● **To be done**: Copy out the listing in full, exactly as written, but not its pictures.

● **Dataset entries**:
┄┄┄┄┄┄

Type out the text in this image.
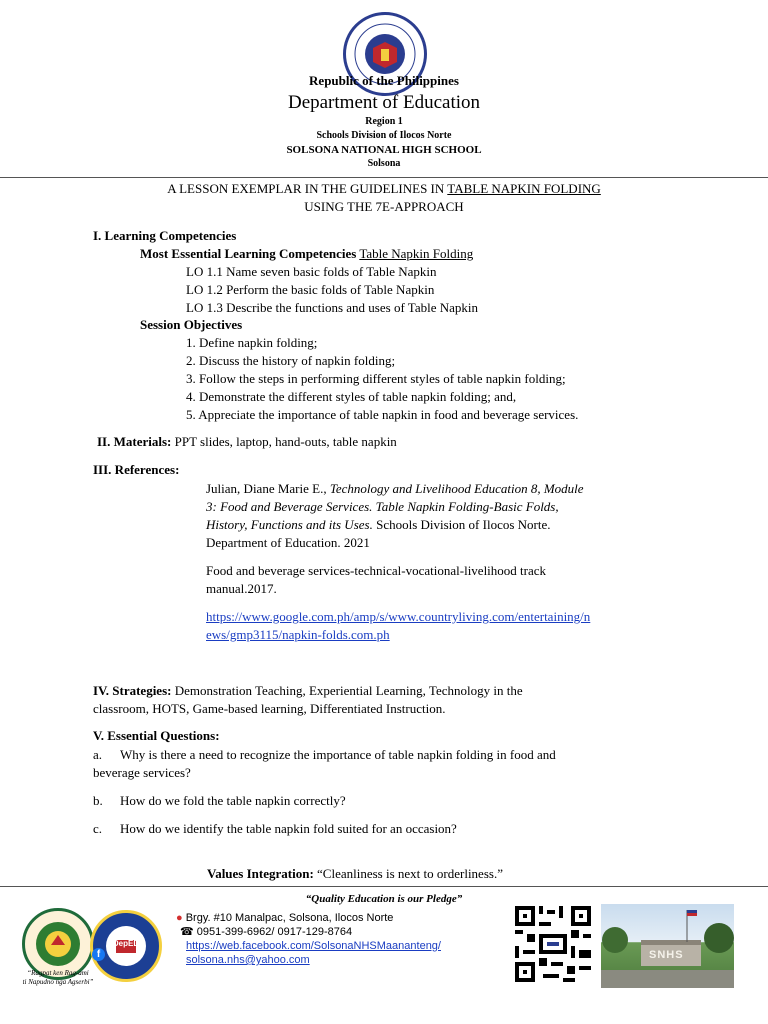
Republic of the Philippines
Department of Education
Region 1
Schools Division of Ilocos Norte
SOLSONA NATIONAL HIGH SCHOOL
Solsona
A LESSON EXEMPLAR IN THE GUIDELINES IN TABLE NAPKIN FOLDING
USING THE 7E-APPROACH
I. Learning Competencies
Most Essential Learning Competencies Table Napkin Folding
LO 1.1 Name seven basic folds of Table Napkin
LO 1.2 Perform the basic folds of Table Napkin
LO 1.3 Describe the functions and uses of Table Napkin
Session Objectives
1. Define napkin folding;
2. Discuss the history of napkin folding;
3. Follow the steps in performing different styles of table napkin folding;
4. Demonstrate the different styles of table napkin folding; and,
5. Appreciate the importance of table napkin in food and beverage services.
II. Materials: PPT slides, laptop, hand-outs, table napkin
III. References:
Julian, Diane Marie E., Technology and Livelihood Education 8, Module
3: Food and Beverage Services. Table Napkin Folding-Basic Folds,
History, Functions and its Uses. Schools Division of Ilocos Norte.
Department of Education. 2021
Food and beverage services-technical-vocational-livelihood track
manual.2017.
https://www.google.com.ph/amp/s/www.countryliving.com/entertaining/n
ews/gmp3115/napkin-folds.com.ph
IV. Strategies: Demonstration Teaching, Experiential Learning, Technology in the
classroom, HOTS, Game-based learning, Differentiated Instruction.
V. Essential Questions:
a. Why is there a need to recognize the importance of table napkin folding in food and
beverage services?
b. How do we fold the table napkin correctly?
c. How do we identify the table napkin fold suited for an occasion?
Values Integration: “Cleanliness is next to orderliness.”
“Quality Education is our Pledge”
“Ragpat ken Rag-ami
ti Napudno nga Agserbi”
DepED
f
● Brgy. #10 Manalpac, Solsona, Ilocos Norte
☎ 0951-399-6962/ 0917-129-8764
https://web.facebook.com/SolsonaNHSMaananteng/
solsona.nhs@yahoo.com	SNHS
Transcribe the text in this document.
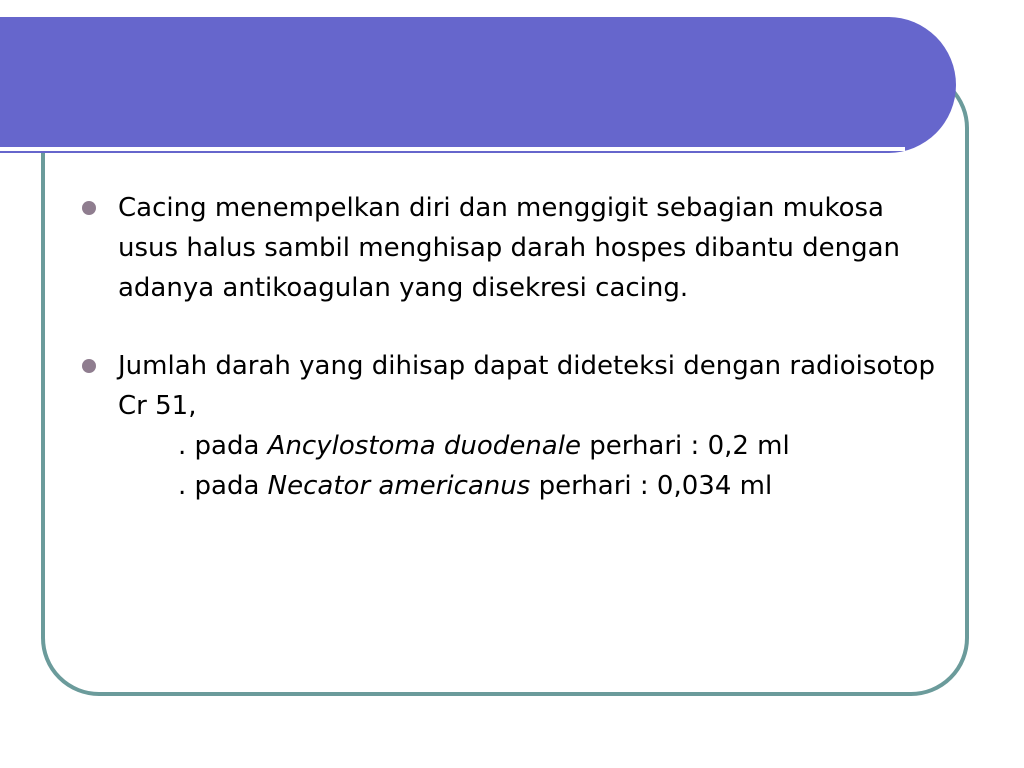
Cacing menempelkan diri dan menggigit sebagian mukosa usus halus sambil menghisap darah hospes dibantu dengan adanya antikoagulan yang disekresi cacing.
Jumlah darah yang dihisap dapat dideteksi dengan radioisotop Cr 51,
. pada Ancylostoma duodenale perhari : 0,2 ml
. pada Necator americanus perhari : 0,034 ml
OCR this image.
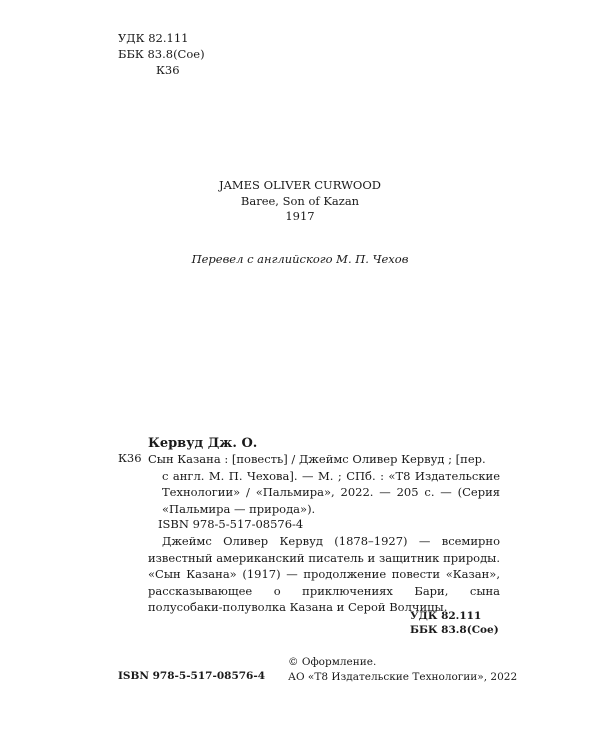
УДК 82.111
ББК 83.8(Сое)
К36
JAMES OLIVER CURWOOD
Baree, Son of Kazan
1917
Перевел с английского М. П. Чехов
Кервуд Дж. О.
К36 Сын Казана : [повесть] / Джеймс Оливер Кервуд ; [пер.
с англ. М. П. Чехова]. — М. ; СПб. : «Т8 Издательские Технологии» / «Пальмира», 2022. — 205 с. — (Серия «Пальмира — природа»).
ISBN 978-5-517-08576-4
Джеймс Оливер Кервуд (1878–1927) — всемирно известный американский писатель и защитник природы. «Сын Казана» (1917) — продолжение повести «Казан», рассказывающее о приключениях Бари, сына полусобаки-полуволка Казана и Серой Волчицы.
УДК 82.111
ББК 83.8(Сое)
ISBN 978-5-517-08576-4
© Оформление.
АО «Т8 Издательские Технологии», 2022
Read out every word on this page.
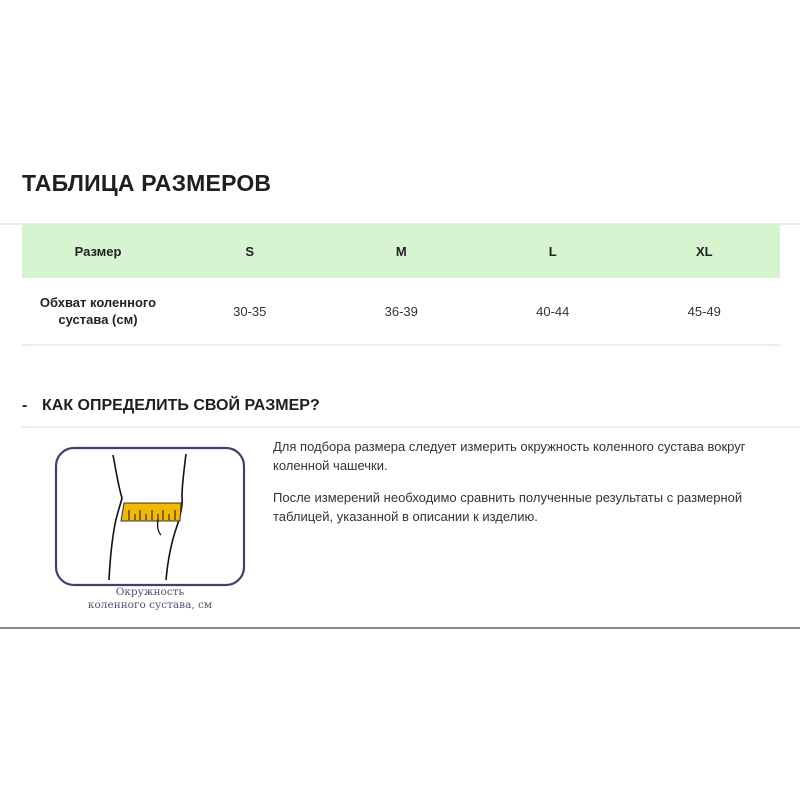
ТАБЛИЦА РАЗМЕРОВ
Размер	S	M	L	XL
Обхват коленного сустава (см)	30-35	36-39	40-44	45-49
- КАК ОПРЕДЕЛИТЬ СВОЙ РАЗМЕР?
Окружность
коленного сустава, см

Для подбора размера следует измерить окружность коленного сустава вокруг коленной чашечки.

После измерений необходимо сравнить полученные результаты с размерной таблицей, указанной в описании к изделию.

┄┄┄┄┄┄

● **The answer**:
Type out the text in this image.
Republic of the Philippines
Department of Education
Region 1
Schools Division of Ilocos Norte
SOLSONA NATIONAL HIGH SCHOOL
Solsona
A LESSON EXEMPLAR IN THE GUIDELINES IN TABLE NAPKIN FOLDING
USING THE 7E-APPROACH
I. Learning Competencies
Most Essential Learning Competencies Table Napkin Folding
LO 1.1 Name seven basic folds of Table Napkin
LO 1.2 Perform the basic folds of Table Napkin
LO 1.3 Describe the functions and uses of Table Napkin
Session Objectives
1. Define napkin folding;
2. Discuss the history of napkin folding;
3. Follow the steps in performing different styles of table napkin folding;
4. Demonstrate the different styles of table napkin folding; and,
5. Appreciate the importance of table napkin in food and beverage services.
II. Materials: PPT slides, laptop, hand-outs, table napkin
III. References:
Julian, Diane Marie E., Technology and Livelihood Education 8, Module
3: Food and Beverage Services. Table Napkin Folding-Basic Folds,
History, Functions and its Uses. Schools Division of Ilocos Norte.
Department of Education. 2021
Food and beverage services-technical-vocational-livelihood track
manual.2017.
https://www.google.com.ph/amp/s/www.countryliving.com/entertaining/n
ews/gmp3115/napkin-folds.com.ph
IV. Strategies: Demonstration Teaching, Experiential Learning, Technology in the
classroom, HOTS, Game-based learning, Differentiated Instruction.
V. Essential Questions:
a. Why is there a need to recognize the importance of table napkin folding in food and
beverage services?
b. How do we fold the table napkin correctly?
c. How do we identify the table napkin fold suited for an occasion?
Values Integration: “Cleanliness is next to orderliness.”
“Quality Education is our Pledge”
“Ragpat ken Rag-ami
ti Napudno nga Agserbi”
DepED
f
● Brgy. #10 Manalpac, Solsona, Ilocos Norte
☎ 0951-399-6962/ 0917-129-8764
https://web.facebook.com/SolsonaNHSMaananteng/
solsona.nhs@yahoo.com	SNHS
Transcribe the text in this document.
Cacing menempelkan diri dan menggigit sebagian mukosa usus halus sambil menghisap darah hospes dibantu dengan adanya antikoagulan yang disekresi cacing.
Jumlah darah yang dihisap dapat dideteksi dengan radioisotop Cr 51,
. pada Ancylostoma duodenale perhari : 0,2 ml
. pada Necator americanus perhari : 0,034 ml
OCR this image.
УДК 82.111
ББК 83.8(Сое)
К36
JAMES OLIVER CURWOOD
Baree, Son of Kazan
1917
Перевел с английского М. П. Чехов
Кервуд Дж. О.
К36 Сын Казана : [повесть] / Джеймс Оливер Кервуд ; [пер.
с англ. М. П. Чехова]. — М. ; СПб. : «Т8 Издательские Технологии» / «Пальмира», 2022. — 205 с. — (Серия «Пальмира — природа»).
ISBN 978-5-517-08576-4
Джеймс Оливер Кервуд (1878–1927) — всемирно известный американский писатель и защитник природы. «Сын Казана» (1917) — продолжение повести «Казан», рассказывающее о приключениях Бари, сына полусобаки-полуволка Казана и Серой Волчицы.
УДК 82.111
ББК 83.8(Сое)
ISBN 978-5-517-08576-4
© Оформление.
АО «Т8 Издательские Технологии», 2022
Read out every word on this page.
ТАБЛИЦА РАЗМЕРОВ
Размер	S	M	L	XL
Обхват коленного сустава (см)	30-35	36-39	40-44	45-49
- КАК ОПРЕДЕЛИТЬ СВОЙ РАЗМЕР?
Окружность
коленного сустава, см

Для подбора размера следует измерить окружность коленного сустава вокруг коленной чашечки.

После измерений необходимо сравнить полученные результаты с размерной таблицей, указанной в описании к изделию.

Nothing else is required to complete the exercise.